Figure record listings
==============================

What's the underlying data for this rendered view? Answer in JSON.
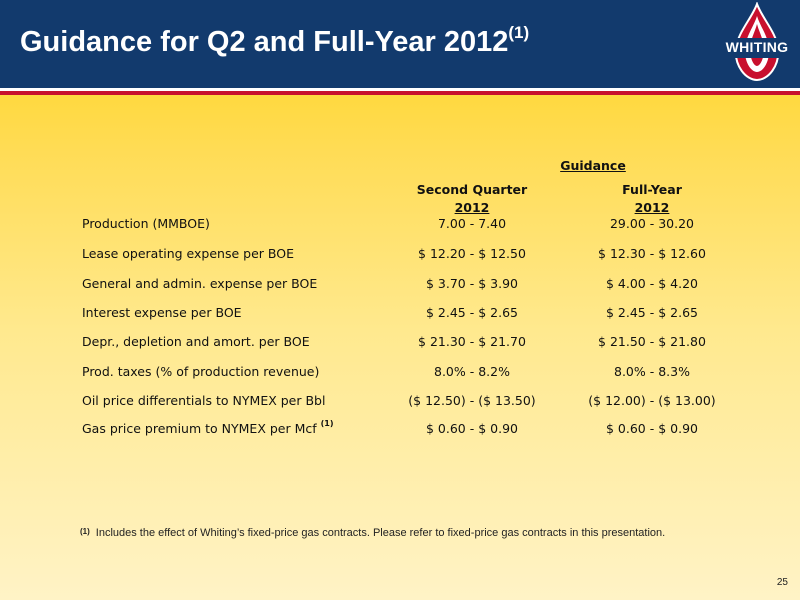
{
  "header": {
    "title": "Guidance for Q2 and Full-Year 2012",
    "title_sup": "(1)",
    "logo_text": "WHITING"
  },
  "table": {
    "group_header": "Guidance",
    "columns": [
      {
        "title": "Second Quarter",
        "year": "2012"
      },
      {
        "title": "Full-Year",
        "year": "2012"
      }
    ],
    "rows": [
      {
        "label": "Production (MMBOE)",
        "sup": "",
        "q2": "7.00 - 7.40",
        "fy": "29.00 - 30.20"
      },
      {
        "label": "Lease operating expense per BOE",
        "sup": "",
        "q2": "$ 12.20 - $ 12.50",
        "fy": "$ 12.30 - $ 12.60"
      },
      {
        "label": "General and admin. expense per BOE",
        "sup": "",
        "q2": "$ 3.70 - $ 3.90",
        "fy": "$ 4.00 - $ 4.20"
      },
      {
        "label": "Interest expense per BOE",
        "sup": "",
        "q2": "$ 2.45 - $ 2.65",
        "fy": "$ 2.45 - $ 2.65"
      },
      {
        "label": "Depr., depletion and amort. per BOE",
        "sup": "",
        "q2": "$ 21.30 - $ 21.70",
        "fy": "$ 21.50 - $ 21.80"
      },
      {
        "label": "Prod. taxes (% of production revenue)",
        "sup": "",
        "q2": "8.0% - 8.2%",
        "fy": "8.0% - 8.3%"
      },
      {
        "label": "Oil price differentials to NYMEX per Bbl",
        "sup": "",
        "q2": "($ 12.50) - ($ 13.50)",
        "fy": "($ 12.00) - ($ 13.00)"
      },
      {
        "label": "Gas price premium to NYMEX per Mcf",
        "sup": "(1)",
        "q2": "$ 0.60 - $ 0.90",
        "fy": "$ 0.60 - $ 0.90"
      }
    ]
  },
  "footnote": {
    "mark": "(1)",
    "text": "Includes the effect of Whiting’s fixed-price gas contracts.  Please refer to fixed-price gas contracts in this presentation."
  },
  "page_number": "25",
  "colors": {
    "header_bg": "#123a6d",
    "accent_red": "#c8102e",
    "background_top": "#ffd31a",
    "background_bottom": "#fff3c6"
  }
}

==============================

**Your goal:** Write the records out once more, exactly as they appear, with no pictures.

**Completed exercise:**
What's the underlying data for this rendered view? Answer in JSON.
{
  "header": {
    "title": "Guidance for Q2 and Full-Year 2012",
    "title_sup": "(1)",
    "logo_text": "WHITING"
  },
  "table": {
    "group_header": "Guidance",
    "columns": [
      {
        "title": "Second Quarter",
        "year": "2012"
      },
      {
        "title": "Full-Year",
        "year": "2012"
      }
    ],
    "rows": [
      {
        "label": "Production (MMBOE)",
        "sup": "",
        "q2": "7.00 - 7.40",
        "fy": "29.00 - 30.20"
      },
      {
        "label": "Lease operating expense per BOE",
        "sup": "",
        "q2": "$ 12.20 - $ 12.50",
        "fy": "$ 12.30 - $ 12.60"
      },
      {
        "label": "General and admin. expense per BOE",
        "sup": "",
        "q2": "$ 3.70 - $ 3.90",
        "fy": "$ 4.00 - $ 4.20"
      },
      {
        "label": "Interest expense per BOE",
        "sup": "",
        "q2": "$ 2.45 - $ 2.65",
        "fy": "$ 2.45 - $ 2.65"
      },
      {
        "label": "Depr., depletion and amort. per BOE",
        "sup": "",
        "q2": "$ 21.30 - $ 21.70",
        "fy": "$ 21.50 - $ 21.80"
      },
      {
        "label": "Prod. taxes (% of production revenue)",
        "sup": "",
        "q2": "8.0% - 8.2%",
        "fy": "8.0% - 8.3%"
      },
      {
        "label": "Oil price differentials to NYMEX per Bbl",
        "sup": "",
        "q2": "($ 12.50) - ($ 13.50)",
        "fy": "($ 12.00) - ($ 13.00)"
      },
      {
        "label": "Gas price premium to NYMEX per Mcf",
        "sup": "(1)",
        "q2": "$ 0.60 - $ 0.90",
        "fy": "$ 0.60 - $ 0.90"
      }
    ]
  },
  "footnote": {
    "mark": "(1)",
    "text": "Includes the effect of Whiting’s fixed-price gas contracts.  Please refer to fixed-price gas contracts in this presentation."
  },
  "page_number": "25",
  "colors": {
    "header_bg": "#123a6d",
    "accent_red": "#c8102e",
    "background_top": "#ffd31a",
    "background_bottom": "#fff3c6"
  }
}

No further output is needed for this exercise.